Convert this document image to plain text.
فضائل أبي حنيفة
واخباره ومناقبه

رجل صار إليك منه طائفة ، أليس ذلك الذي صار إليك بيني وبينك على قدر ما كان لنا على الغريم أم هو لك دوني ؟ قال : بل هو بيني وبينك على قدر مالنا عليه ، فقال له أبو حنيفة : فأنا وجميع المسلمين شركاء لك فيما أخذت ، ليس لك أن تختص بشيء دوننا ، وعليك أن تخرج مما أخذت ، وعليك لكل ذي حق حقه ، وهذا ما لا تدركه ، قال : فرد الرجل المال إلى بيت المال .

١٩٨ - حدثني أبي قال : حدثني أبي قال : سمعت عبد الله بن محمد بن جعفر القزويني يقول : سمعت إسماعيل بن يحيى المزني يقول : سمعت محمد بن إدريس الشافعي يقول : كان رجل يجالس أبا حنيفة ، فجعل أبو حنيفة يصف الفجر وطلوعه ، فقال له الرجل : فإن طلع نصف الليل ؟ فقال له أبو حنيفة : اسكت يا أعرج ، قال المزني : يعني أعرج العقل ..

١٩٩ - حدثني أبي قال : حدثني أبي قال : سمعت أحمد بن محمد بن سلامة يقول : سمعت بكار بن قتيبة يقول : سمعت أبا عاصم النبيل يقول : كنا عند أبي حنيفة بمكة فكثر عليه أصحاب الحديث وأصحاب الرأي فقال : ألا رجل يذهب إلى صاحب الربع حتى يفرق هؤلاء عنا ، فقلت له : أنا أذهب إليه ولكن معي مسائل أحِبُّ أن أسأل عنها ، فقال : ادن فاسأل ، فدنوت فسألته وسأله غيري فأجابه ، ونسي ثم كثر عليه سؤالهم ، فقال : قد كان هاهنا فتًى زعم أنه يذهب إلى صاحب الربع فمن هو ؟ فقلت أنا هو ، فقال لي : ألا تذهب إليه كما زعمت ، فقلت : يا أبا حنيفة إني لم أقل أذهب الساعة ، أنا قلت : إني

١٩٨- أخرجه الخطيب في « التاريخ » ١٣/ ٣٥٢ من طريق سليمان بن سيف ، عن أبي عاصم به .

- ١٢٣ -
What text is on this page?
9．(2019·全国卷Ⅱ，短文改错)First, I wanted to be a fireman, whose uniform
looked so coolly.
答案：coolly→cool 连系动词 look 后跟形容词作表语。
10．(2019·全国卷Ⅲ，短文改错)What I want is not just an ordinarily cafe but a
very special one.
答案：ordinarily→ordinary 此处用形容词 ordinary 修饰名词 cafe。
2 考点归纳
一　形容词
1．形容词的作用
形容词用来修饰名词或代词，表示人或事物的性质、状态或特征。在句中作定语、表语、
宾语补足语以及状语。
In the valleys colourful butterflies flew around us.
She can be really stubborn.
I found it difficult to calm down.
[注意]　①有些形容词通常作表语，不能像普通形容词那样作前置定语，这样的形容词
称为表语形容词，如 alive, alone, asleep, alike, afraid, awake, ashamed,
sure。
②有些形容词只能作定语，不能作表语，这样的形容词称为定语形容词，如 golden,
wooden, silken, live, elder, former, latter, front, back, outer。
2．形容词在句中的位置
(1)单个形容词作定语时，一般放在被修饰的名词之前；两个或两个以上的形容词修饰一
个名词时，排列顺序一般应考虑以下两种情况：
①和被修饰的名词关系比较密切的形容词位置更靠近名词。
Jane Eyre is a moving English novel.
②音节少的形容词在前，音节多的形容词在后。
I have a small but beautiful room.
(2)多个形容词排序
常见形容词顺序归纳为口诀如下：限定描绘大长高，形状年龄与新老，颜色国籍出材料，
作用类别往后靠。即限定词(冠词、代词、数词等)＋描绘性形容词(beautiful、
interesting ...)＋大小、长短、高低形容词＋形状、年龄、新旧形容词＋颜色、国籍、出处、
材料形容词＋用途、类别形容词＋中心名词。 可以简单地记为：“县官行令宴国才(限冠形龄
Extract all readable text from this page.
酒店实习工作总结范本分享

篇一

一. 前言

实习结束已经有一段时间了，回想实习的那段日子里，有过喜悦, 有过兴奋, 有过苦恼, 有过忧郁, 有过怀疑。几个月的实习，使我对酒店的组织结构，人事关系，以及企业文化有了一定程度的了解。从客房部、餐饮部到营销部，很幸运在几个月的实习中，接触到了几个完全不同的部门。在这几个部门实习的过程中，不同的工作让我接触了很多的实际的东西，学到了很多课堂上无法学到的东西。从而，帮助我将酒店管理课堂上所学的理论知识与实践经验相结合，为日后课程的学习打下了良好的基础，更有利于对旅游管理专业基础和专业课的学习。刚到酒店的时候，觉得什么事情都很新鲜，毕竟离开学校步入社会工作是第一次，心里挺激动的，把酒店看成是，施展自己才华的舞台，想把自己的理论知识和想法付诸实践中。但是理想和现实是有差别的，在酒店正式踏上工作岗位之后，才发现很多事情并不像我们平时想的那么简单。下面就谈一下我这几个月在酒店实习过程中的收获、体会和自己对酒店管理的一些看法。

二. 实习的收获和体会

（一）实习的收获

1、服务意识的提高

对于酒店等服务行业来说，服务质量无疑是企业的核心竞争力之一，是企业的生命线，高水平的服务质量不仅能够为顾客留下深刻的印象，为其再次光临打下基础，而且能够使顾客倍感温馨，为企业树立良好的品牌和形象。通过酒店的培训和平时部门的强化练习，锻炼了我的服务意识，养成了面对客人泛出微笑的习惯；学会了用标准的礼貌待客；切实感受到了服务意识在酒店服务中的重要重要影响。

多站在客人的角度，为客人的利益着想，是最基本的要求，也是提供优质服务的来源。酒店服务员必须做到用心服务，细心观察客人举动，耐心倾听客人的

_Short problem_
Return the full listing, character for character.

_Response for this exercise_
Convert this document image to plain text.
فضائل أبي حنيفة
واخباره ومناقبه

رجل صار إليك منه طائفة ، أليس ذلك الذي صار إليك بيني وبينك على قدر ما كان لنا على الغريم أم هو لك دوني ؟ قال : بل هو بيني وبينك على قدر مالنا عليه ، فقال له أبو حنيفة : فأنا وجميع المسلمين شركاء لك فيما أخذت ، ليس لك أن تختص بشيء دوننا ، وعليك أن تخرج مما أخذت ، وعليك لكل ذي حق حقه ، وهذا ما لا تدركه ، قال : فرد الرجل المال إلى بيت المال .

١٩٨ - حدثني أبي قال : حدثني أبي قال : سمعت عبد الله بن محمد بن جعفر القزويني يقول : سمعت إسماعيل بن يحيى المزني يقول : سمعت محمد بن إدريس الشافعي يقول : كان رجل يجالس أبا حنيفة ، فجعل أبو حنيفة يصف الفجر وطلوعه ، فقال له الرجل : فإن طلع نصف الليل ؟ فقال له أبو حنيفة : اسكت يا أعرج ، قال المزني : يعني أعرج العقل ..

١٩٩ - حدثني أبي قال : حدثني أبي قال : سمعت أحمد بن محمد بن سلامة يقول : سمعت بكار بن قتيبة يقول : سمعت أبا عاصم النبيل يقول : كنا عند أبي حنيفة بمكة فكثر عليه أصحاب الحديث وأصحاب الرأي فقال : ألا رجل يذهب إلى صاحب الربع حتى يفرق هؤلاء عنا ، فقلت له : أنا أذهب إليه ولكن معي مسائل أحِبُّ أن أسأل عنها ، فقال : ادن فاسأل ، فدنوت فسألته وسأله غيري فأجابه ، ونسي ثم كثر عليه سؤالهم ، فقال : قد كان هاهنا فتًى زعم أنه يذهب إلى صاحب الربع فمن هو ؟ فقلت أنا هو ، فقال لي : ألا تذهب إليه كما زعمت ، فقلت : يا أبا حنيفة إني لم أقل أذهب الساعة ، أنا قلت : إني

١٩٨- أخرجه الخطيب في « التاريخ » ١٣/ ٣٥٢ من طريق سليمان بن سيف ، عن أبي عاصم به .

- ١٢٣ -
What text is on this page?
9．(2019·全国卷Ⅱ，短文改错)First, I wanted to be a fireman, whose uniform
looked so coolly.
答案：coolly→cool 连系动词 look 后跟形容词作表语。
10．(2019·全国卷Ⅲ，短文改错)What I want is not just an ordinarily cafe but a
very special one.
答案：ordinarily→ordinary 此处用形容词 ordinary 修饰名词 cafe。
2 考点归纳
一　形容词
1．形容词的作用
形容词用来修饰名词或代词，表示人或事物的性质、状态或特征。在句中作定语、表语、
宾语补足语以及状语。
In the valleys colourful butterflies flew around us.
She can be really stubborn.
I found it difficult to calm down.
[注意]　①有些形容词通常作表语，不能像普通形容词那样作前置定语，这样的形容词
称为表语形容词，如 alive, alone, asleep, alike, afraid, awake, ashamed,
sure。
②有些形容词只能作定语，不能作表语，这样的形容词称为定语形容词，如 golden,
wooden, silken, live, elder, former, latter, front, back, outer。
2．形容词在句中的位置
(1)单个形容词作定语时，一般放在被修饰的名词之前；两个或两个以上的形容词修饰一
个名词时，排列顺序一般应考虑以下两种情况：
①和被修饰的名词关系比较密切的形容词位置更靠近名词。
Jane Eyre is a moving English novel.
②音节少的形容词在前，音节多的形容词在后。
I have a small but beautiful room.
(2)多个形容词排序
常见形容词顺序归纳为口诀如下：限定描绘大长高，形状年龄与新老，颜色国籍出材料，
作用类别往后靠。即限定词(冠词、代词、数词等)＋描绘性形容词(beautiful、
interesting ...)＋大小、长短、高低形容词＋形状、年龄、新旧形容词＋颜色、国籍、出处、
材料形容词＋用途、类别形容词＋中心名词。 可以简单地记为：“县官行令宴国才(限冠形龄
Extract all readable text from this page.
酒店实习工作总结范本分享

篇一

一. 前言

实习结束已经有一段时间了，回想实习的那段日子里，有过喜悦, 有过兴奋, 有过苦恼, 有过忧郁, 有过怀疑。几个月的实习，使我对酒店的组织结构，人事关系，以及企业文化有了一定程度的了解。从客房部、餐饮部到营销部，很幸运在几个月的实习中，接触到了几个完全不同的部门。在这几个部门实习的过程中，不同的工作让我接触了很多的实际的东西，学到了很多课堂上无法学到的东西。从而，帮助我将酒店管理课堂上所学的理论知识与实践经验相结合，为日后课程的学习打下了良好的基础，更有利于对旅游管理专业基础和专业课的学习。刚到酒店的时候，觉得什么事情都很新鲜，毕竟离开学校步入社会工作是第一次，心里挺激动的，把酒店看成是，施展自己才华的舞台，想把自己的理论知识和想法付诸实践中。但是理想和现实是有差别的，在酒店正式踏上工作岗位之后，才发现很多事情并不像我们平时想的那么简单。下面就谈一下我这几个月在酒店实习过程中的收获、体会和自己对酒店管理的一些看法。

二. 实习的收获和体会

（一）实习的收获

1、服务意识的提高

对于酒店等服务行业来说，服务质量无疑是企业的核心竞争力之一，是企业的生命线，高水平的服务质量不仅能够为顾客留下深刻的印象，为其再次光临打下基础，而且能够使顾客倍感温馨，为企业树立良好的品牌和形象。通过酒店的培训和平时部门的强化练习，锻炼了我的服务意识，养成了面对客人泛出微笑的习惯；学会了用标准的礼貌待客；切实感受到了服务意识在酒店服务中的重要重要影响。

多站在客人的角度，为客人的利益着想，是最基本的要求，也是提供优质服务的来源。酒店服务员必须做到用心服务，细心观察客人举动，耐心倾听客人的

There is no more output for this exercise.